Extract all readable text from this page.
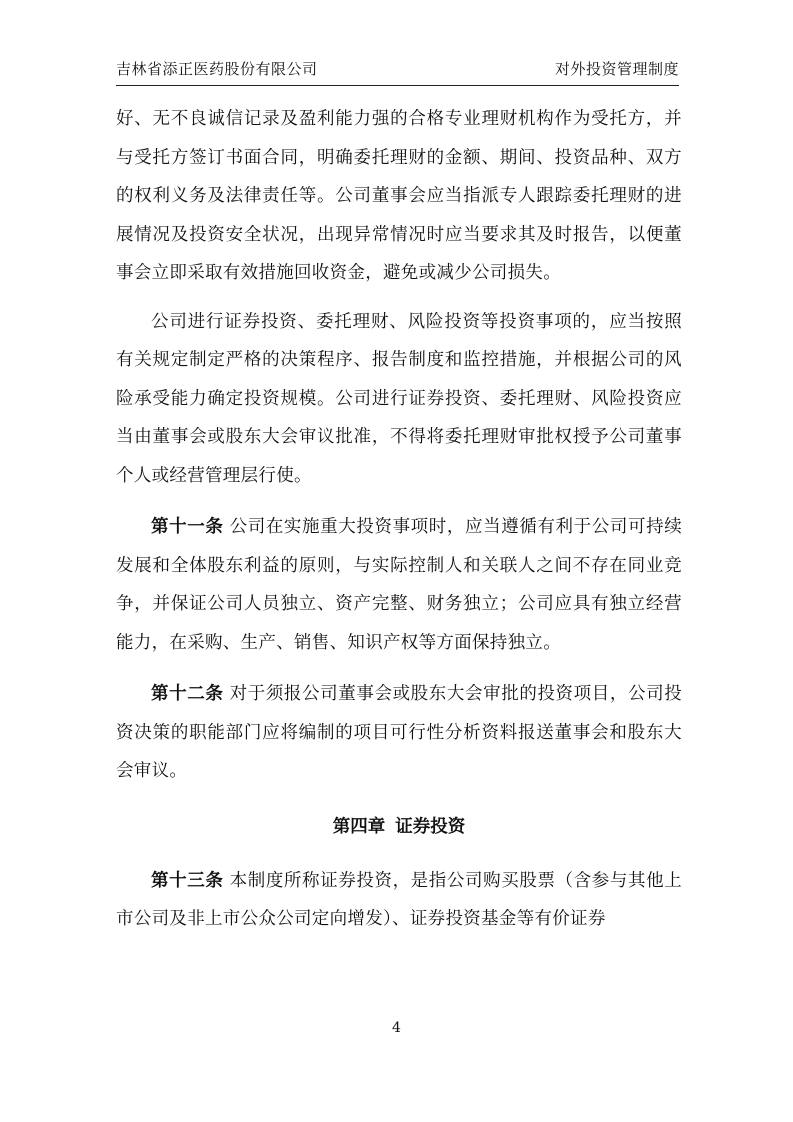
吉林省添正医药股份有限公司	对外投资管理制度

好、无不良诚信记录及盈利能力强的合格专业理财机构作为受托方，并与受托方签订书面合同，明确委托理财的金额、期间、投资品种、双方的权利义务及法律责任等。公司董事会应当指派专人跟踪委托理财的进展情况及投资安全状况，出现异常情况时应当要求其及时报告，以便董事会立即采取有效措施回收资金，避免或减少公司损失。

公司进行证券投资、委托理财、风险投资等投资事项的，应当按照有关规定制定严格的决策程序、报告制度和监控措施，并根据公司的风险承受能力确定投资规模。公司进行证券投资、委托理财、风险投资应当由董事会或股东大会审议批准，不得将委托理财审批权授予公司董事个人或经营管理层行使。

第十一条 公司在实施重大投资事项时，应当遵循有利于公司可持续发展和全体股东利益的原则，与实际控制人和关联人之间不存在同业竞争，并保证公司人员独立、资产完整、财务独立；公司应具有独立经营能力，在采购、生产、销售、知识产权等方面保持独立。

第十二条 对于须报公司董事会或股东大会审批的投资项目，公司投资决策的职能部门应将编制的项目可行性分析资料报送董事会和股东大会审议。

第四章 证券投资

第十三条 本制度所称证券投资，是指公司购买股票（含参与其他上市公司及非上市公众公司定向增发）、证券投资基金等有价证券

4
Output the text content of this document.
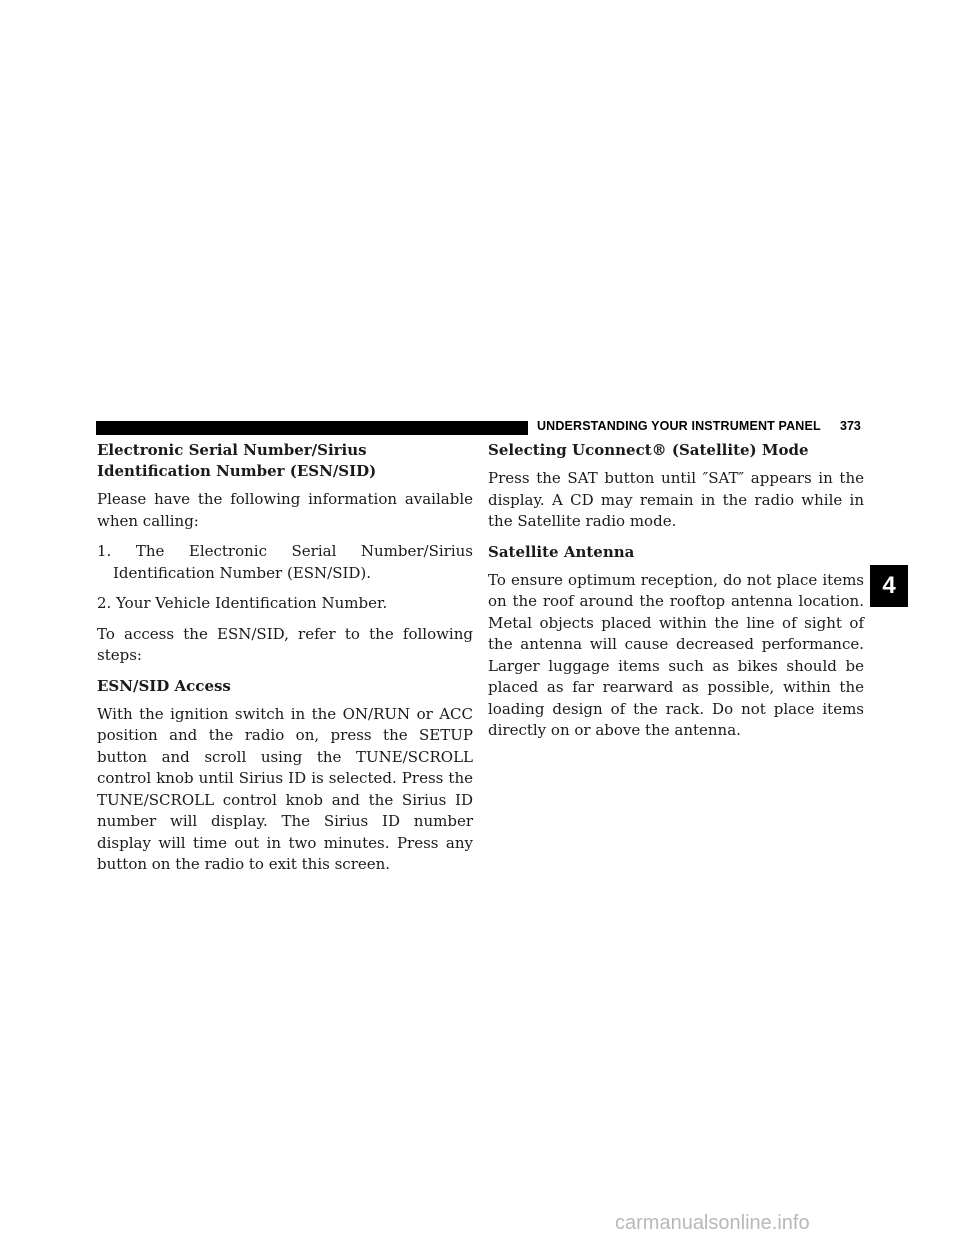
UNDERSTANDING YOUR INSTRUMENT PANEL 373
Electronic Serial Number/Sirius Identification Number (ESN/SID)

Please have the following information available when calling:

1. The Electronic Serial Number/Sirius Identification Number (ESN/SID).
2. Your Vehicle Identification Number.

To access the ESN/SID, refer to the following steps:

ESN/SID Access

With the ignition switch in the ON/RUN or ACC position and the radio on, press the SETUP button and scroll using the TUNE/SCROLL control knob until Sirius ID is selected. Press the TUNE/SCROLL control knob and the Sirius ID number will display. The Sirius ID number display will time out in two minutes. Press any button on the radio to exit this screen.

Selecting Uconnect® (Satellite) Mode

Press the SAT button until ″SAT″ appears in the display. A CD may remain in the radio while in the Satellite radio mode.

Satellite Antenna

To ensure optimum reception, do not place items on the roof around the rooftop antenna location. Metal objects placed within the line of sight of the antenna will cause decreased performance. Larger luggage items such as bikes should be placed as far rearward as possible, within the loading design of the rack. Do not place items directly on or above the antenna.

4
carmanualsonline.info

REQUIRED TASK
Starting with the line that holds "Output the text content of this document.", retype each line through the last one in the listing above, exactly as written. Do not copy any pictures.

ANSWER TO THIS PROBLEM
Output the text content of this document.
UNDERSTANDING YOUR INSTRUMENT PANEL 373
Electronic Serial Number/Sirius Identification Number (ESN/SID)

Please have the following information available when calling:

1. The Electronic Serial Number/Sirius Identification Number (ESN/SID).
2. Your Vehicle Identification Number.

To access the ESN/SID, refer to the following steps:

ESN/SID Access

With the ignition switch in the ON/RUN or ACC position and the radio on, press the SETUP button and scroll using the TUNE/SCROLL control knob until Sirius ID is selected. Press the TUNE/SCROLL control knob and the Sirius ID number will display. The Sirius ID number display will time out in two minutes. Press any button on the radio to exit this screen.

Selecting Uconnect® (Satellite) Mode

Press the SAT button until ″SAT″ appears in the display. A CD may remain in the radio while in the Satellite radio mode.

Satellite Antenna

To ensure optimum reception, do not place items on the roof around the rooftop antenna location. Metal objects placed within the line of sight of the antenna will cause decreased performance. Larger luggage items such as bikes should be placed as far rearward as possible, within the loading design of the rack. Do not place items directly on or above the antenna.

4
carmanualsonline.info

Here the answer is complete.